- [TASK REQUIREMENTS]:
Check each line of the listing, and copy it if it contains the word "políticos".

_ _ _ _ _ _ _

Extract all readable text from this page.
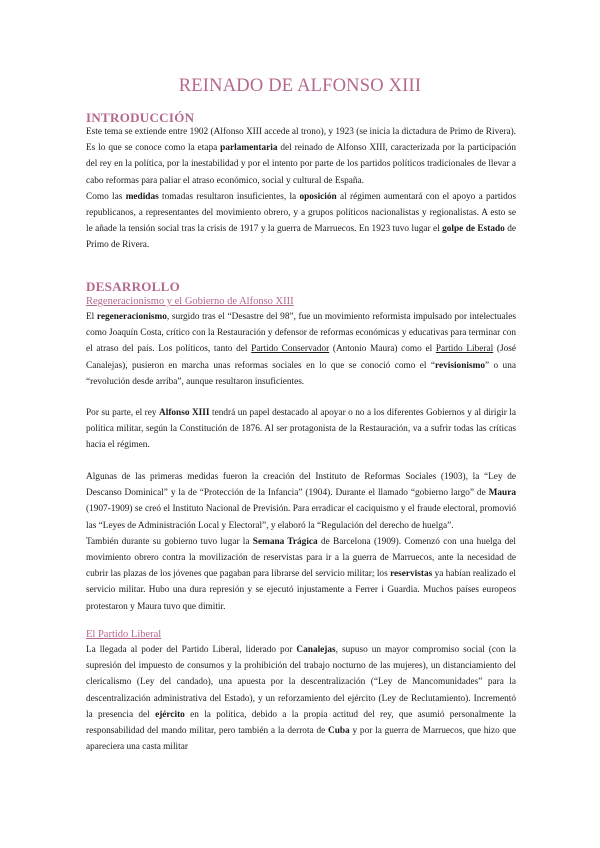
REINADO DE ALFONSO XIII
INTRODUCCIÓN

Este tema se extiende entre 1902 (Alfonso XIII accede al trono), y 1923 (se inicia la dictadura de Primo de Rivera). Es lo que se conoce como la etapa parlamentaria del reinado de Alfonso XIII, caracterizada por la participación del rey en la política, por la inestabilidad y por el intento por parte de los partidos políticos tradicionales de llevar a cabo reformas para paliar el atraso económico, social y cultural de España.

Como las medidas tomadas resultaron insuficientes, la oposición al régimen aumentará con el apoyo a partidos republicanos, a representantes del movimiento obrero, y a grupos políticos nacionalistas y regionalistas. A esto se le añade la tensión social tras la crisis de 1917 y la guerra de Marruecos. En 1923 tuvo lugar el golpe de Estado de Primo de Rivera.

DESARROLLO
Regeneracionismo y el Gobierno de Alfonso XIII

El regeneracionismo, surgido tras el “Desastre del 98”, fue un movimiento reformista impulsado por intelectuales como Joaquín Costa, crítico con la Restauración y defensor de reformas económicas y educativas para terminar con el atraso del país. Los políticos, tanto del Partido Conservador (Antonio Maura) como el Partido Liberal (José Canalejas), pusieron en marcha unas reformas sociales en lo que se conoció como el “revisionismo” o una “revolución desde arriba”, aunque resultaron insuficientes.

Por su parte, el rey Alfonso XIII tendrá un papel destacado al apoyar o no a los diferentes Gobiernos y al dirigir la política militar, según la Constitución de 1876. Al ser protagonista de la Restauración, va a sufrir todas las críticas hacia el régimen.

Algunas de las primeras medidas fueron la creación del Instituto de Reformas Sociales (1903), la “Ley de Descanso Dominical” y la de “Protección de la Infancia” (1904). Durante el llamado “gobierno largo” de Maura (1907-1909) se creó el Instituto Nacional de Previsión. Para erradicar el caciquismo y el fraude electoral, promovió las “Leyes de Administración Local y Electoral”, y elaboró la “Regulación del derecho de huelga”.

También durante su gobierno tuvo lugar la Semana Trágica de Barcelona (1909). Comenzó con una huelga del movimiento obrero contra la movilización de reservistas para ir a la guerra de Marruecos, ante la necesidad de cubrir las plazas de los jóvenes que pagaban para librarse del servicio militar; los reservistas ya habían realizado el servicio militar. Hubo una dura represión y se ejecutó injustamente a Ferrer i Guardia. Muchos países europeos protestaron y Maura tuvo que dimitir.

El Partido Liberal

La llegada al poder del Partido Liberal, liderado por Canalejas, supuso un mayor compromiso social (con la supresión del impuesto de consumos y la prohibición del trabajo nocturno de las mujeres), un distanciamiento del clericalismo (Ley del candado), una apuesta por la descentralización (“Ley de Mancomunidades” para la descentralización administrativa del Estado), y un reforzamiento del ejército (Ley de Reclutamiento). Incrementó la presencia del ejército en la política, debido a la propia actitud del rey, que asumió personalmente la responsabilidad del mando militar, pero también a la derrota de Cuba y por la guerra de Marruecos, que hizo que apareciera una casta militar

_ _ _ _ _ _ _

- [OUTPUT OF THE TASK]:
Este tema se extiende entre 1902 (Alfonso XIII accede al trono), y 1923 (se inicia la dictadura de Primo de Rivera). Es lo que se conoce como la etapa parlamentaria del reinado de Alfonso XIII, caracterizada por la participación del rey en la política, por la inestabilidad y por el intento por parte de los partidos políticos tradicionales de llevar a cabo reformas para paliar el atraso económico, social y cultural de España.
Como las medidas tomadas resultaron insuficientes, la oposición al régimen aumentará con el apoyo a partidos republicanos, a representantes del movimiento obrero, y a grupos políticos nacionalistas y regionalistas. A esto se le añade la tensión social tras la crisis de 1917 y la guerra de Marruecos. En 1923 tuvo lugar el golpe de Estado de Primo de Rivera.
El regeneracionismo, surgido tras el “Desastre del 98”, fue un movimiento reformista impulsado por intelectuales como Joaquín Costa, crítico con la Restauración y defensor de reformas económicas y educativas para terminar con el atraso del país. Los políticos, tanto del Partido Conservador (Antonio Maura) como el Partido Liberal (José Canalejas), pusieron en marcha unas reformas sociales en lo que se conoció como el “revisionismo” o una “revolución desde arriba”, aunque resultaron insuficientes.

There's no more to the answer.